_Raw records_

+ + + + + + +

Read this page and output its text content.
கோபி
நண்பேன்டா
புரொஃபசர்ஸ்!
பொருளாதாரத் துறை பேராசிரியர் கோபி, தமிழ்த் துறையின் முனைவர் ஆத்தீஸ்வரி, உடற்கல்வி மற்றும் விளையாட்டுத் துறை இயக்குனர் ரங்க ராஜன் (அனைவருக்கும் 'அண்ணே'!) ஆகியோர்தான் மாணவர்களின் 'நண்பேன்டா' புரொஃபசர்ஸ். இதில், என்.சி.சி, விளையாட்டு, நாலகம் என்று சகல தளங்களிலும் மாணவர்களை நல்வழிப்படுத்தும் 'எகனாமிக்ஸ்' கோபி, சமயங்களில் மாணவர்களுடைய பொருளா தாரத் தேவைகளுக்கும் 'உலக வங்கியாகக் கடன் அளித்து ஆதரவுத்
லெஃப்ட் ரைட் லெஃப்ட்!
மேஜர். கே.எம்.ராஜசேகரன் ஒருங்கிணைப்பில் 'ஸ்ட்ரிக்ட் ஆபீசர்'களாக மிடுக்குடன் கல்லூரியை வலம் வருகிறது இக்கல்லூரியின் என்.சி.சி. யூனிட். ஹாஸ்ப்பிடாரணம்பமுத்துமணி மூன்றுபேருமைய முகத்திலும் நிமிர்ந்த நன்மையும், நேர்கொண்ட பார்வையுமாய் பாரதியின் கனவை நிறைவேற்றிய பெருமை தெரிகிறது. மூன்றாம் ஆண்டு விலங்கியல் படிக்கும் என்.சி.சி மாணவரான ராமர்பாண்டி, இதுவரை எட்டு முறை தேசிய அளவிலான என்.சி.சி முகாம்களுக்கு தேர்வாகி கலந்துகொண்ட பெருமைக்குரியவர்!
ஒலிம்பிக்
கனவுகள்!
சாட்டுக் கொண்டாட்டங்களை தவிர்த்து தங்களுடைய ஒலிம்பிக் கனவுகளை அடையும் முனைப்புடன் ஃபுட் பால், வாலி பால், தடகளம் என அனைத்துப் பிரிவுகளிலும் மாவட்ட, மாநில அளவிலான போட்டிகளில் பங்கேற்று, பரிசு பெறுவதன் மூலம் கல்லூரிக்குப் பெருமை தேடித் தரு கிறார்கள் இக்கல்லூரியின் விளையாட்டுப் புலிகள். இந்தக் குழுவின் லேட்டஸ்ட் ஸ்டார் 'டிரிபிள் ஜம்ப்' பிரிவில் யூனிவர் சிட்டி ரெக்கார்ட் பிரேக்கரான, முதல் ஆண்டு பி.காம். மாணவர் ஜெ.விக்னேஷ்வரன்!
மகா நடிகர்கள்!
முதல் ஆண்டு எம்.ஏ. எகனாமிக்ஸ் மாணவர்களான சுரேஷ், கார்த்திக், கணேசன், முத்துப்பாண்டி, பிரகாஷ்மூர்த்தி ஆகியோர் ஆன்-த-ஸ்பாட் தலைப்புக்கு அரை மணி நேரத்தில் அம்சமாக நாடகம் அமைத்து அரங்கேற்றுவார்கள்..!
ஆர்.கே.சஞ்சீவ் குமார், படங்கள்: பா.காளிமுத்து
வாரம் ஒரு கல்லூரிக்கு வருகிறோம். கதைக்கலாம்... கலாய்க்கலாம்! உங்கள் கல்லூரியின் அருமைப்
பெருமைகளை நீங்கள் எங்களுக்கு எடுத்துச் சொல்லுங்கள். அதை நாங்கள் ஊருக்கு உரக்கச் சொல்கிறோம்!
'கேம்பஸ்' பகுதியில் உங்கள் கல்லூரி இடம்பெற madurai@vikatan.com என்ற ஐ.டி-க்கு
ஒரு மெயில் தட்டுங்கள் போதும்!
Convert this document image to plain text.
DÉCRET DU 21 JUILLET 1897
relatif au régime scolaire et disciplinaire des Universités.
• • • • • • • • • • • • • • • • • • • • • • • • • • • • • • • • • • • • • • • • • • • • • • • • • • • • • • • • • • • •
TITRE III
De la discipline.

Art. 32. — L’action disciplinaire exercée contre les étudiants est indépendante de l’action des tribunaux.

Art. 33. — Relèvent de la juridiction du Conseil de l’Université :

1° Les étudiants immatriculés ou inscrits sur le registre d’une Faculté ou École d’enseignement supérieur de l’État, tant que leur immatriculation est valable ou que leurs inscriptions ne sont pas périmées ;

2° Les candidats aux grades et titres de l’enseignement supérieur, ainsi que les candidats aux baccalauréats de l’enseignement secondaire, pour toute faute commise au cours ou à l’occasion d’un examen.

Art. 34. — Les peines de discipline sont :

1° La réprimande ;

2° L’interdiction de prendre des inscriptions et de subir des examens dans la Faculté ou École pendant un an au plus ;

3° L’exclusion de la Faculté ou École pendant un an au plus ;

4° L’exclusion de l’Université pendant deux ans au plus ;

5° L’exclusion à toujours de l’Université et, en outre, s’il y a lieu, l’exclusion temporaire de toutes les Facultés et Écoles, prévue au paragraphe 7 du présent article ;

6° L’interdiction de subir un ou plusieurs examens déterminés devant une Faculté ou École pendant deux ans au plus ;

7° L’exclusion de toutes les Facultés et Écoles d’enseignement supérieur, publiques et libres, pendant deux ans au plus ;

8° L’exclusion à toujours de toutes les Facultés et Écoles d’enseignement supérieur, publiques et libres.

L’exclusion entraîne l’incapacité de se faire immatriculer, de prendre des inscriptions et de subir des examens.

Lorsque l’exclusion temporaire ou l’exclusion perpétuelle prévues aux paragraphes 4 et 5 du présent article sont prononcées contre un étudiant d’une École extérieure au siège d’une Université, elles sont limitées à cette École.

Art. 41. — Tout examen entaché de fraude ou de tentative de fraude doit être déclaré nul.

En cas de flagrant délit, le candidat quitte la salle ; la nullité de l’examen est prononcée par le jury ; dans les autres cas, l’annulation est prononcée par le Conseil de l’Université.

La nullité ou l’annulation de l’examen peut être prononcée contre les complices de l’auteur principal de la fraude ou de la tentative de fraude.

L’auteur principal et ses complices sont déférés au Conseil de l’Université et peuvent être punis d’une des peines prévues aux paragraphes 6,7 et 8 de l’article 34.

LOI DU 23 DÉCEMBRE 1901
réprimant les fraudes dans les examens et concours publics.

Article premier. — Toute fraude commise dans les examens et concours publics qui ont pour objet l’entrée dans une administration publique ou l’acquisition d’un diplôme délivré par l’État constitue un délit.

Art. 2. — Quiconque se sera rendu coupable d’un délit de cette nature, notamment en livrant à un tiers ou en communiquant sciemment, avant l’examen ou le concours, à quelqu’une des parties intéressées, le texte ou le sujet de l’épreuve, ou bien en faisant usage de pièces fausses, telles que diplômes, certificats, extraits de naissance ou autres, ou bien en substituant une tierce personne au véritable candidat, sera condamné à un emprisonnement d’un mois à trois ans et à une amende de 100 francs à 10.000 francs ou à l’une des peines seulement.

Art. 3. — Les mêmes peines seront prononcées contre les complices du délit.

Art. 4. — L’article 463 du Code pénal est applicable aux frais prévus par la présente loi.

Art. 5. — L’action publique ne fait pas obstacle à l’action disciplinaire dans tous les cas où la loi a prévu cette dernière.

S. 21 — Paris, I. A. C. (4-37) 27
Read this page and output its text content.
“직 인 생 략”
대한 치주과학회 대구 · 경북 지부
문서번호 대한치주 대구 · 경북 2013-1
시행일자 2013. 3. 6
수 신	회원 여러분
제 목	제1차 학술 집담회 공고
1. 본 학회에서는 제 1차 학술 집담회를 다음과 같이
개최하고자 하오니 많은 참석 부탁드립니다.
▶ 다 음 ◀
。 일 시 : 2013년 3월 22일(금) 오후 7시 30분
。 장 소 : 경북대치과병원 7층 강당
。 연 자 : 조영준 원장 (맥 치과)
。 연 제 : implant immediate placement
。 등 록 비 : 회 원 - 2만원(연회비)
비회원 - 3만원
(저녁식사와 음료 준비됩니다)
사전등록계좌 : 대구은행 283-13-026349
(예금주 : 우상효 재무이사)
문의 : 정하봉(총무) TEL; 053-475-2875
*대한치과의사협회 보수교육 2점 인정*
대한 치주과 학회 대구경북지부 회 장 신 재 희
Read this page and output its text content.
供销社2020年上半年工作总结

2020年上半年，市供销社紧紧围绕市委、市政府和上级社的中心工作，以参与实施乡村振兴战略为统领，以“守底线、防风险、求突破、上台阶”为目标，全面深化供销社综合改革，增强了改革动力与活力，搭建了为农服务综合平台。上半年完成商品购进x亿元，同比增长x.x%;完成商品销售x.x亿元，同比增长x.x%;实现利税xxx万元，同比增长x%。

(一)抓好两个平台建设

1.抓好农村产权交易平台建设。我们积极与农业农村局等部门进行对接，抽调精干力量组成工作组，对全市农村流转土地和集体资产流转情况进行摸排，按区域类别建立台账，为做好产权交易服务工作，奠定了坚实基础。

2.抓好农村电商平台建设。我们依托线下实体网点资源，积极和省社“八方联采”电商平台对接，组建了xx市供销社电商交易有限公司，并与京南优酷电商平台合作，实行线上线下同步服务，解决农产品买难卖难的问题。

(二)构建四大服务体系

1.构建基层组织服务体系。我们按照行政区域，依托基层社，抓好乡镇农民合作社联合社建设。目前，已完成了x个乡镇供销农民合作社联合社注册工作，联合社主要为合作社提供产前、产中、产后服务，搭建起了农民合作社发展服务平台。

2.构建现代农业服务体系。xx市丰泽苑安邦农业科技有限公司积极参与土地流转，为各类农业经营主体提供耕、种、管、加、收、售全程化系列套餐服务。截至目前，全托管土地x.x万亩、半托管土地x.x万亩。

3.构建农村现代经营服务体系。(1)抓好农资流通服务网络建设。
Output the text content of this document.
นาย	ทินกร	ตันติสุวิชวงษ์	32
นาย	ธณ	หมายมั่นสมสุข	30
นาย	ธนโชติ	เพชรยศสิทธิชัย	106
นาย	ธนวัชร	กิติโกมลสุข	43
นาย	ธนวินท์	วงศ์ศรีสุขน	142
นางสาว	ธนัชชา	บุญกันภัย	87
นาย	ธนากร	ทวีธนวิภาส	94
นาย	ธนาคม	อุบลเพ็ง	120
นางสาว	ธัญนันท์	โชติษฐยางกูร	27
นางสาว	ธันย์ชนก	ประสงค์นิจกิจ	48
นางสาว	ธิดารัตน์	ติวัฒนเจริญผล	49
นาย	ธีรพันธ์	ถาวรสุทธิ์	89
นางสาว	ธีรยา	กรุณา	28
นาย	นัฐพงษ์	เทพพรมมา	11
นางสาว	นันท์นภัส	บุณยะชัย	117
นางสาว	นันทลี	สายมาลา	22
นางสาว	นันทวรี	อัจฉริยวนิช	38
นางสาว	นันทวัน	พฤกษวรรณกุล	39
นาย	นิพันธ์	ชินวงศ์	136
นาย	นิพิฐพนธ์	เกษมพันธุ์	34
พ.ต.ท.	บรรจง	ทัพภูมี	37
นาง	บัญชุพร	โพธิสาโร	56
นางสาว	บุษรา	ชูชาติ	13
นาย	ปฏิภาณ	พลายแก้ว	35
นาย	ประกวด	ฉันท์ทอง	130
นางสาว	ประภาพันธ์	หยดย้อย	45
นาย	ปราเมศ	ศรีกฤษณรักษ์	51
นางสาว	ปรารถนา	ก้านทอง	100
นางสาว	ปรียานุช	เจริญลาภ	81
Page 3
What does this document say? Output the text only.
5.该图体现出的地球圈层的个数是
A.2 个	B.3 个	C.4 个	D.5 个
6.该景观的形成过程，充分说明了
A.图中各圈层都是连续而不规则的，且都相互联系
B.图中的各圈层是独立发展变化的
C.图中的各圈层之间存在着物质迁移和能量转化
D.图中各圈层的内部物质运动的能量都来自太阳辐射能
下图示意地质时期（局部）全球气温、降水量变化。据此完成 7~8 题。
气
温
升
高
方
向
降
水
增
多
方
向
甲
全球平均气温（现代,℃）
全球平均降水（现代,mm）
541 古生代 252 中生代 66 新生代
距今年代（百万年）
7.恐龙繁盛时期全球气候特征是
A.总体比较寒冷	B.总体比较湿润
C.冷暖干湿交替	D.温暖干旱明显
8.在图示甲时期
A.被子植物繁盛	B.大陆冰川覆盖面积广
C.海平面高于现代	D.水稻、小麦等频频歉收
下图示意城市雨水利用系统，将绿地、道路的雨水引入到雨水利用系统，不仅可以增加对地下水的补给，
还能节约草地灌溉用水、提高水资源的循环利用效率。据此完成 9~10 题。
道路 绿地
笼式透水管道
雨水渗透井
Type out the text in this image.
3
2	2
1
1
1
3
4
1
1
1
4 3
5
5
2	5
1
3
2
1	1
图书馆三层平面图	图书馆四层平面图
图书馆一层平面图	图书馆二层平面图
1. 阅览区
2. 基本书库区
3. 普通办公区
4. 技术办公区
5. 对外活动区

+ + + + + + +

_Stated problem_
From the records above, pull out every line containing the word "this".

_Worked answer_
Read this page and output its text content.
Convert this document image to plain text.
Read this page and output its text content.
Read this page and output its text content.
Output the text content of this document.
What does this document say? Output the text only.
Type out the text in this image.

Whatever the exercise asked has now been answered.